Each line below should be reproduced without any alteration.
----------
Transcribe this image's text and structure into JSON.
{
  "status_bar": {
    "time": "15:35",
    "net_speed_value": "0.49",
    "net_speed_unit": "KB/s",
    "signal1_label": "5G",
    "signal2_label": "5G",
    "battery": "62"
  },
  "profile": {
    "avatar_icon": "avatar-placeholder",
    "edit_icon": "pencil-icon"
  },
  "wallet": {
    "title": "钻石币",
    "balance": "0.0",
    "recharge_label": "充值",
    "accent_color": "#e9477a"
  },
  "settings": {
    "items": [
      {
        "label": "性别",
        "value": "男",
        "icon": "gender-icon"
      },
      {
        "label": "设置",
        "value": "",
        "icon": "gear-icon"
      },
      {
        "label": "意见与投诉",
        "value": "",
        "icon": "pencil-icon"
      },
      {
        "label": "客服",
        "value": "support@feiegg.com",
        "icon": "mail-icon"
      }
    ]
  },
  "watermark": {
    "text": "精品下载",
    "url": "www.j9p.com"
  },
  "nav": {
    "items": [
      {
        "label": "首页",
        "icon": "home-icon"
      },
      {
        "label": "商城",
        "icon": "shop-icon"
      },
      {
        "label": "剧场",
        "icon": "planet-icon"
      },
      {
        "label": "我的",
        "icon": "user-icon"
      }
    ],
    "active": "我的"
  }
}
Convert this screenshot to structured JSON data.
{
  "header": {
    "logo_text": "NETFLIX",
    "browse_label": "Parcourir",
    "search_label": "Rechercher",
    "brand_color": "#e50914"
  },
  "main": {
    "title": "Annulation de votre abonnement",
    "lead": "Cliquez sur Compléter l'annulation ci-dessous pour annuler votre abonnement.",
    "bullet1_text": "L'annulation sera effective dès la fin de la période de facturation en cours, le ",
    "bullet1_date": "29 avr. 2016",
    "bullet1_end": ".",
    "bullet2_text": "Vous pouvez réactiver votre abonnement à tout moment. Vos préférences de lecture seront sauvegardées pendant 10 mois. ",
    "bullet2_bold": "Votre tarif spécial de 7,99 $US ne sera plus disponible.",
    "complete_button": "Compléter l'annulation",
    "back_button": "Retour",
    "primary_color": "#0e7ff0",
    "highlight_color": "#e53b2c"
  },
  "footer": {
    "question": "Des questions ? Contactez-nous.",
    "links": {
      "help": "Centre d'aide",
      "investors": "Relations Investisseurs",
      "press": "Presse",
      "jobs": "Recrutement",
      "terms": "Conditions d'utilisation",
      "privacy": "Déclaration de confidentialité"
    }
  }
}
----------
> **OUTPUT FOR THIS TASK**:
Transcribe this image's text and structure into JSON.
{
  "status_bar": {
    "time": "15:35",
    "net_speed_value": "0.49",
    "net_speed_unit": "KB/s",
    "signal1_label": "5G",
    "signal2_label": "5G",
    "battery": "62"
  },
  "profile": {
    "avatar_icon": "avatar-placeholder",
    "edit_icon": "pencil-icon"
  },
  "wallet": {
    "title": "钻石币",
    "balance": "0.0",
    "recharge_label": "充值",
    "accent_color": "#e9477a"
  },
  "settings": {
    "items": [
      {
        "label": "性别",
        "value": "男",
        "icon": "gender-icon"
      },
      {
        "label": "设置",
        "value": "",
        "icon": "gear-icon"
      },
      {
        "label": "意见与投诉",
        "value": "",
        "icon": "pencil-icon"
      },
      {
        "label": "客服",
        "value": "support@feiegg.com",
        "icon": "mail-icon"
      }
    ]
  },
  "watermark": {
    "text": "精品下载",
    "url": "www.j9p.com"
  },
  "nav": {
    "items": [
      {
        "label": "首页",
        "icon": "home-icon"
      },
      {
        "label": "商城",
        "icon": "shop-icon"
      },
      {
        "label": "剧场",
        "icon": "planet-icon"
      },
      {
        "label": "我的",
        "icon": "user-icon"
      }
    ],
    "active": "我的"
  }
}
Convert this screenshot to structured JSON data.
{
  "header": {
    "logo_text": "NETFLIX",
    "browse_label": "Parcourir",
    "search_label": "Rechercher",
    "brand_color": "#e50914"
  },
  "main": {
    "title": "Annulation de votre abonnement",
    "lead": "Cliquez sur Compléter l'annulation ci-dessous pour annuler votre abonnement.",
    "bullet1_text": "L'annulation sera effective dès la fin de la période de facturation en cours, le ",
    "bullet1_date": "29 avr. 2016",
    "bullet1_end": ".",
    "bullet2_text": "Vous pouvez réactiver votre abonnement à tout moment. Vos préférences de lecture seront sauvegardées pendant 10 mois. ",
    "bullet2_bold": "Votre tarif spécial de 7,99 $US ne sera plus disponible.",
    "complete_button": "Compléter l'annulation",
    "back_button": "Retour",
    "primary_color": "#0e7ff0",
    "highlight_color": "#e53b2c"
  },
  "footer": {
    "question": "Des questions ? Contactez-nous.",
    "links": {
      "help": "Centre d'aide",
      "investors": "Relations Investisseurs",
      "press": "Presse",
      "jobs": "Recrutement",
      "terms": "Conditions d'utilisation",
      "privacy": "Déclaration de confidentialité"
    }
  }
}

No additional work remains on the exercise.